■ **DATA**
■ ■ ■

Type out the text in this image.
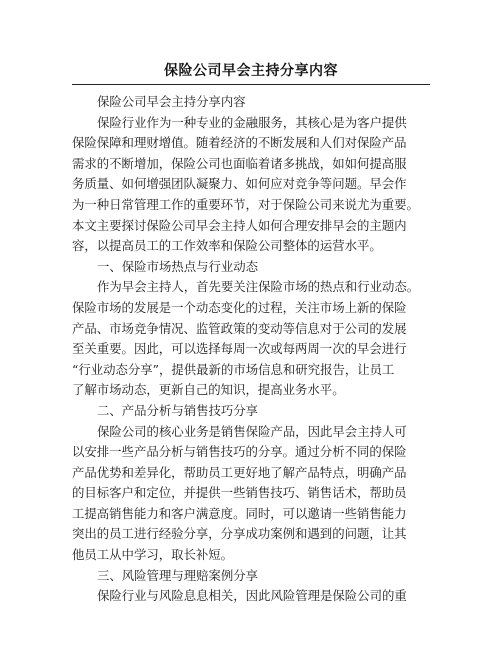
保险公司早会主持分享内容
保险公司早会主持分享内容
保险行业作为一种专业的金融服务，其核心是为客户提供
保险保障和理财增值。随着经济的不断发展和人们对保险产品
需求的不断增加，保险公司也面临着诸多挑战，如如何提高服
务质量、如何增强团队凝聚力、如何应对竞争等问题。早会作
为一种日常管理工作的重要环节，对于保险公司来说尤为重要。
本文主要探讨保险公司早会主持人如何合理安排早会的主题内
容，以提高员工的工作效率和保险公司整体的运营水平。
一、保险市场热点与行业动态
作为早会主持人，首先要关注保险市场的热点和行业动态。
保险市场的发展是一个动态变化的过程，关注市场上新的保险
产品、市场竞争情况、监管政策的变动等信息对于公司的发展
至关重要。因此，可以选择每周一次或每两周一次的早会进行
“行业动态分享”，提供最新的市场信息和研究报告，让员工
了解市场动态，更新自己的知识，提高业务水平。
二、产品分析与销售技巧分享
保险公司的核心业务是销售保险产品，因此早会主持人可
以安排一些产品分析与销售技巧的分享。通过分析不同的保险
产品优势和差异化，帮助员工更好地了解产品特点，明确产品
的目标客户和定位，并提供一些销售技巧、销售话术，帮助员
工提高销售能力和客户满意度。同时，可以邀请一些销售能力
突出的员工进行经验分享，分享成功案例和遇到的问题，让其
他员工从中学习，取长补短。
三、风险管理与理赔案例分享
保险行业与风险息息相关，因此风险管理是保险公司的重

■ ■ ■

■ **BRIEF**
What you return should match the records above word for word, minus the pictures.

■ **THE RESPONSE**
Type out the text in this image.
保险公司早会主持分享内容
保险公司早会主持分享内容
保险行业作为一种专业的金融服务，其核心是为客户提供
保险保障和理财增值。随着经济的不断发展和人们对保险产品
需求的不断增加，保险公司也面临着诸多挑战，如如何提高服
务质量、如何增强团队凝聚力、如何应对竞争等问题。早会作
为一种日常管理工作的重要环节，对于保险公司来说尤为重要。
本文主要探讨保险公司早会主持人如何合理安排早会的主题内
容，以提高员工的工作效率和保险公司整体的运营水平。
一、保险市场热点与行业动态
作为早会主持人，首先要关注保险市场的热点和行业动态。
保险市场的发展是一个动态变化的过程，关注市场上新的保险
产品、市场竞争情况、监管政策的变动等信息对于公司的发展
至关重要。因此，可以选择每周一次或每两周一次的早会进行
“行业动态分享”，提供最新的市场信息和研究报告，让员工
了解市场动态，更新自己的知识，提高业务水平。
二、产品分析与销售技巧分享
保险公司的核心业务是销售保险产品，因此早会主持人可
以安排一些产品分析与销售技巧的分享。通过分析不同的保险
产品优势和差异化，帮助员工更好地了解产品特点，明确产品
的目标客户和定位，并提供一些销售技巧、销售话术，帮助员
工提高销售能力和客户满意度。同时，可以邀请一些销售能力
突出的员工进行经验分享，分享成功案例和遇到的问题，让其
他员工从中学习，取长补短。
三、风险管理与理赔案例分享
保险行业与风险息息相关，因此风险管理是保险公司的重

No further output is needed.